/---

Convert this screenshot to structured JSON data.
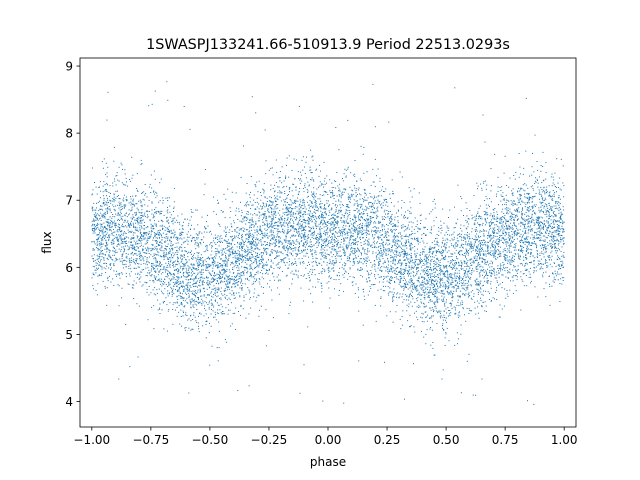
{
  "chart_data": {
    "type": "scatter",
    "title": "1SWASPJ133241.66-510913.9 Period 22513.0293s",
    "xlabel": "phase",
    "ylabel": "flux",
    "xlim": [
      -1.05,
      1.05
    ],
    "ylim": [
      3.62,
      9.12
    ],
    "xticks": [
      -1.0,
      -0.75,
      -0.5,
      -0.25,
      0.0,
      0.25,
      0.5,
      0.75,
      1.0
    ],
    "xtick_labels": [
      "−1.00",
      "−0.75",
      "−0.50",
      "−0.25",
      "0.00",
      "0.25",
      "0.50",
      "0.75",
      "1.00"
    ],
    "yticks": [
      4,
      5,
      6,
      7,
      8,
      9
    ],
    "ytick_labels": [
      "4",
      "5",
      "6",
      "7",
      "8",
      "9"
    ],
    "grid": false,
    "legend": "none",
    "marker_color": "#1f77b4",
    "series": [
      {
        "x": [
          -1.0,
          -0.9,
          -0.8,
          -0.7,
          -0.6,
          -0.5,
          -0.4,
          -0.3,
          -0.2,
          -0.1,
          0.0,
          0.1,
          0.2,
          0.3,
          0.4,
          0.5,
          0.6,
          0.7,
          0.8,
          0.9,
          1.0
        ],
        "y": [
          6.52,
          6.55,
          6.45,
          6.2,
          5.95,
          5.85,
          6.05,
          6.42,
          6.6,
          6.62,
          6.55,
          6.55,
          6.48,
          6.2,
          5.9,
          5.85,
          6.05,
          6.38,
          6.55,
          6.6,
          6.55
        ],
        "spread": 0.4
      }
    ]
  }
}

\---

* **Exercise**:
Copy every entry word for word, but omit the pictures.

* **Worked answer**:
Convert this screenshot to structured JSON data.
{
  "chart_data": {
    "type": "scatter",
    "title": "1SWASPJ133241.66-510913.9 Period 22513.0293s",
    "xlabel": "phase",
    "ylabel": "flux",
    "xlim": [
      -1.05,
      1.05
    ],
    "ylim": [
      3.62,
      9.12
    ],
    "xticks": [
      -1.0,
      -0.75,
      -0.5,
      -0.25,
      0.0,
      0.25,
      0.5,
      0.75,
      1.0
    ],
    "xtick_labels": [
      "−1.00",
      "−0.75",
      "−0.50",
      "−0.25",
      "0.00",
      "0.25",
      "0.50",
      "0.75",
      "1.00"
    ],
    "yticks": [
      4,
      5,
      6,
      7,
      8,
      9
    ],
    "ytick_labels": [
      "4",
      "5",
      "6",
      "7",
      "8",
      "9"
    ],
    "grid": false,
    "legend": "none",
    "marker_color": "#1f77b4",
    "series": [
      {
        "x": [
          -1.0,
          -0.9,
          -0.8,
          -0.7,
          -0.6,
          -0.5,
          -0.4,
          -0.3,
          -0.2,
          -0.1,
          0.0,
          0.1,
          0.2,
          0.3,
          0.4,
          0.5,
          0.6,
          0.7,
          0.8,
          0.9,
          1.0
        ],
        "y": [
          6.52,
          6.55,
          6.45,
          6.2,
          5.95,
          5.85,
          6.05,
          6.42,
          6.6,
          6.62,
          6.55,
          6.55,
          6.48,
          6.2,
          5.9,
          5.85,
          6.05,
          6.38,
          6.55,
          6.6,
          6.55
        ],
        "spread": 0.4
      }
    ]
  }
}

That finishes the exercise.